Given instruction => Please pull out every line that includes the string "text".

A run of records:
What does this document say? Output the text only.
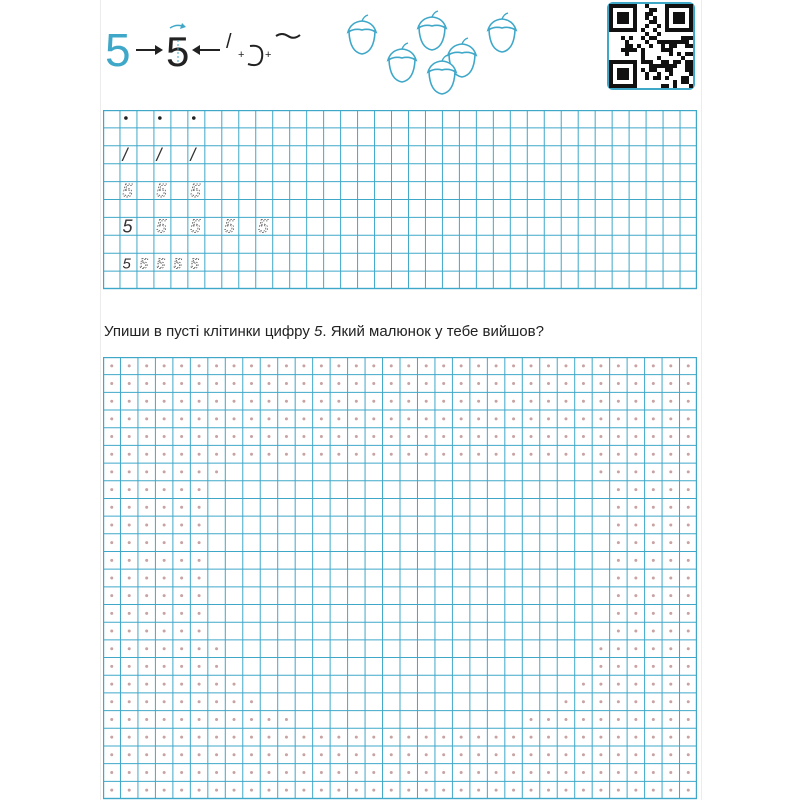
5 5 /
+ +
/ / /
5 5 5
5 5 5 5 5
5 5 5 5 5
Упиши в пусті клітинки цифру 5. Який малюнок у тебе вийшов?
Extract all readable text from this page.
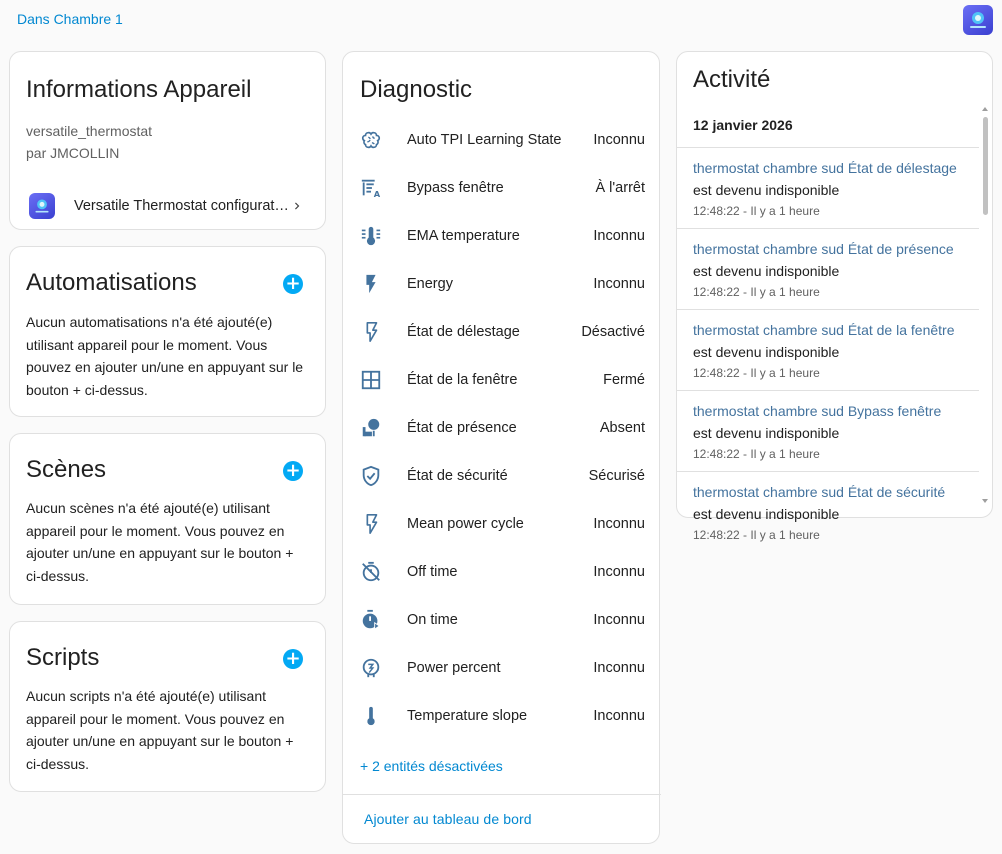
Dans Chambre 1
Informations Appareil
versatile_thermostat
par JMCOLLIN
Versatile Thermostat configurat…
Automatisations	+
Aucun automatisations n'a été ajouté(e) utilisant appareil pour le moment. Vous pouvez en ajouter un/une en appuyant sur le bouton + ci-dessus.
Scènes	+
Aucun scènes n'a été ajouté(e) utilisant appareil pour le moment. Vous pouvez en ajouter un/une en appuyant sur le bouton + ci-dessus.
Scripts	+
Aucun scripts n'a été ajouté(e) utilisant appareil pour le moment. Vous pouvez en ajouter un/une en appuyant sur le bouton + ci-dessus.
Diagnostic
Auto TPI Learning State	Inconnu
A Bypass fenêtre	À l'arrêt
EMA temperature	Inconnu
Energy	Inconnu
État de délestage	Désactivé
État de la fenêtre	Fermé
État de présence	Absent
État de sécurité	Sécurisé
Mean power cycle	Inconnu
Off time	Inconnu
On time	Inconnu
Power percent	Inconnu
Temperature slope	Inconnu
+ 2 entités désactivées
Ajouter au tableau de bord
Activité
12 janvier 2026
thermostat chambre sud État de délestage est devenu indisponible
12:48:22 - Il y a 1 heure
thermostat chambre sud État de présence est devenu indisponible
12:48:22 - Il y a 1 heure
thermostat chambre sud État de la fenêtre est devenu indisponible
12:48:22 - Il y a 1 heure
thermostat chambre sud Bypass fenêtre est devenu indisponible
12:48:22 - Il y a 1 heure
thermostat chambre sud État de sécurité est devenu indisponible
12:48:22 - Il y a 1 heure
---
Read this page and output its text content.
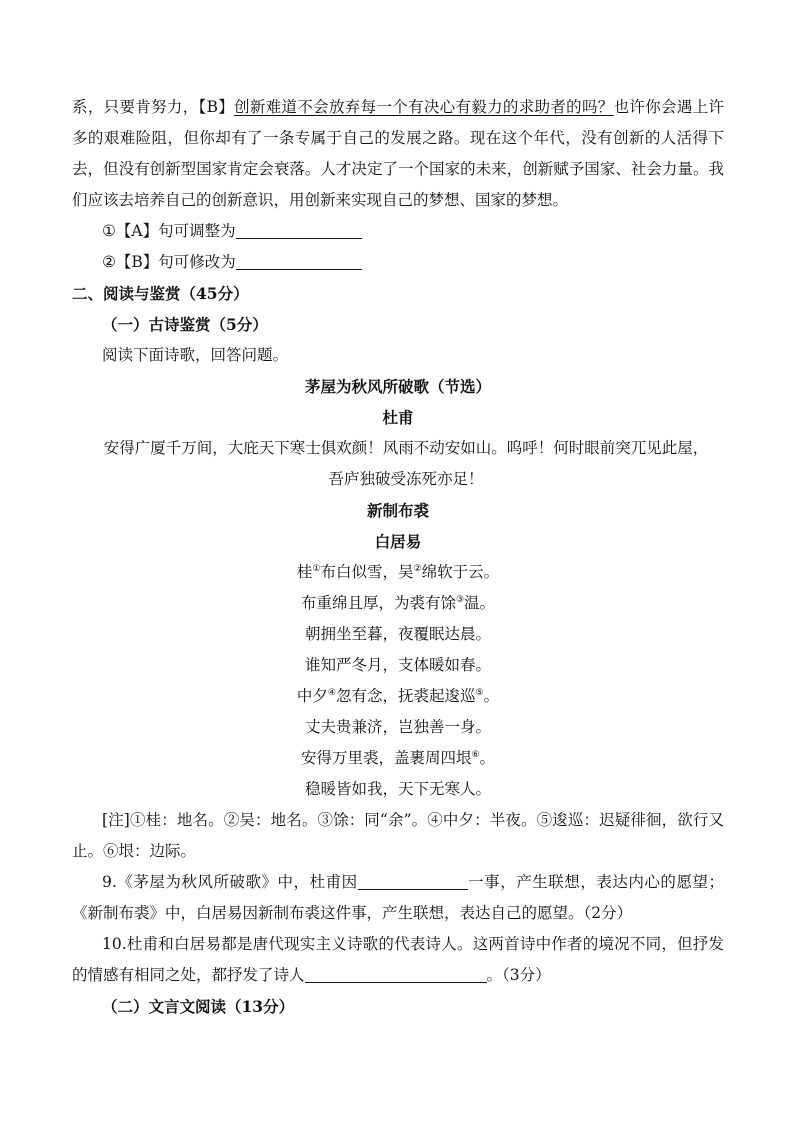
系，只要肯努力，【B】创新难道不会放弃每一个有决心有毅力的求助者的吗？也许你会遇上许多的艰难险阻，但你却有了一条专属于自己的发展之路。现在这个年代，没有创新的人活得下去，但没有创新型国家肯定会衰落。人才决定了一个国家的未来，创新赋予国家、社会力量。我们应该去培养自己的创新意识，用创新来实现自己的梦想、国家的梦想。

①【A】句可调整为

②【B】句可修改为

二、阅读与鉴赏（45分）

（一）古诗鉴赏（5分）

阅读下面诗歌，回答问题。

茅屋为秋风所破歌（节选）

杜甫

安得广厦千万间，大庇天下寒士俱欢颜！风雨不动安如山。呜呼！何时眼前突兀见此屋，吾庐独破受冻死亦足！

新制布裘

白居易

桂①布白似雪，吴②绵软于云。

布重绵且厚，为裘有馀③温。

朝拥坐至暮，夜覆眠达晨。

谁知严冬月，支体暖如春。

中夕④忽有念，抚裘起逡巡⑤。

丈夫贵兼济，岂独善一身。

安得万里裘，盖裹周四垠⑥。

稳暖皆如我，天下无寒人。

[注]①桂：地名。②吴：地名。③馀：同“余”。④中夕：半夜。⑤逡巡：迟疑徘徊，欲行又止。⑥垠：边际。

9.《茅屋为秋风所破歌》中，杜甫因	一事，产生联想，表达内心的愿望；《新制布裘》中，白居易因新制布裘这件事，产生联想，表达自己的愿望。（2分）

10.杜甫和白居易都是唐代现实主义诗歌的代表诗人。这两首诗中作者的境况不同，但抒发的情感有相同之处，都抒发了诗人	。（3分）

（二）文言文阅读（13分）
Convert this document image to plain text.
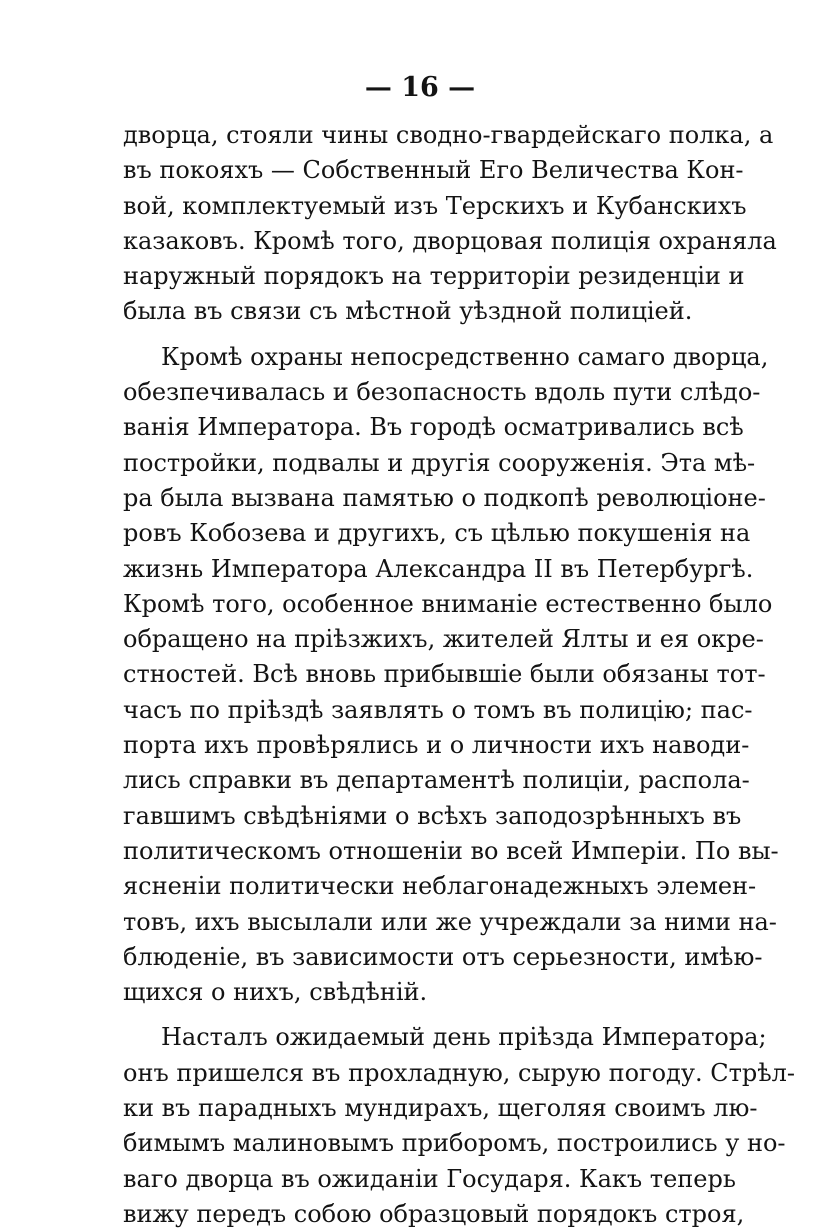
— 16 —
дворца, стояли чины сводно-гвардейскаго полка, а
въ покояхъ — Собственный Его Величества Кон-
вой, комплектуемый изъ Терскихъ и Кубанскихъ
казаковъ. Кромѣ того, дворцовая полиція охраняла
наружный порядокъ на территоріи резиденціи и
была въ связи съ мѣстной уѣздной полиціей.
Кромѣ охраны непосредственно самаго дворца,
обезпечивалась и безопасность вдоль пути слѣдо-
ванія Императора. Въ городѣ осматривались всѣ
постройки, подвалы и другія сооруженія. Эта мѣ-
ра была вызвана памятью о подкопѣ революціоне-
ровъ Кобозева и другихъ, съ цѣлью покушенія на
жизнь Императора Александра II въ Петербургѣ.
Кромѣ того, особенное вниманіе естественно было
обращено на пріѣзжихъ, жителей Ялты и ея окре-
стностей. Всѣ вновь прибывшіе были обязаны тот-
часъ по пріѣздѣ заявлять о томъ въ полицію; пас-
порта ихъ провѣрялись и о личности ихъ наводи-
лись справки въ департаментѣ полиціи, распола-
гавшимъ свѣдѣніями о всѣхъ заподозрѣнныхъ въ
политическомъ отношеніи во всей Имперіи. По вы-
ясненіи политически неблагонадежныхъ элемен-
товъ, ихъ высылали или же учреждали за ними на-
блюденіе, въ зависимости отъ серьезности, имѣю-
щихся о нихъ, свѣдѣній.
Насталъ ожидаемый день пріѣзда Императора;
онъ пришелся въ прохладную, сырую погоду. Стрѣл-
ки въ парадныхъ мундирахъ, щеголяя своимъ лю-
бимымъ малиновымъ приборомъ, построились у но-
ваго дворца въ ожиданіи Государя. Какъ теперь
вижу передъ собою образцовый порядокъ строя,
---
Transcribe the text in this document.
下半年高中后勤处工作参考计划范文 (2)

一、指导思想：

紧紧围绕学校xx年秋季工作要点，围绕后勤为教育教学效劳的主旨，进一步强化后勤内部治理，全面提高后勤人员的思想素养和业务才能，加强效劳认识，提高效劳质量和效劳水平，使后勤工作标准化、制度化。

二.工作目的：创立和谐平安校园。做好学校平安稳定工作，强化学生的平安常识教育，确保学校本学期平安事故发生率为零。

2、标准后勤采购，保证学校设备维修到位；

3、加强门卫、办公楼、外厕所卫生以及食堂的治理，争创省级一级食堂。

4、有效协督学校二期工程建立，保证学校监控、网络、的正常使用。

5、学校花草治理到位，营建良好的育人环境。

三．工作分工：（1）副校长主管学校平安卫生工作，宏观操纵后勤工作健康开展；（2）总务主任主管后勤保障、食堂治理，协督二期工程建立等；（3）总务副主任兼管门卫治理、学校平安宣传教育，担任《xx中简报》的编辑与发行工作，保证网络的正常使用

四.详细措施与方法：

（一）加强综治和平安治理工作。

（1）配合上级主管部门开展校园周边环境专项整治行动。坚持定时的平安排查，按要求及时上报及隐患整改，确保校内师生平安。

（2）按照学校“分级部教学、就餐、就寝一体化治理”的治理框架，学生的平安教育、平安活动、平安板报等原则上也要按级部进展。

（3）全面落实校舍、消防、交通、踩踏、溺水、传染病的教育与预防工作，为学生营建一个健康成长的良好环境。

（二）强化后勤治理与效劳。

Complete response =>
What does this document say? Output the text only.
Extract all readable text from this page.
Read this page and output its text content.
Convert this document image to plain text.
Transcribe the text in this document.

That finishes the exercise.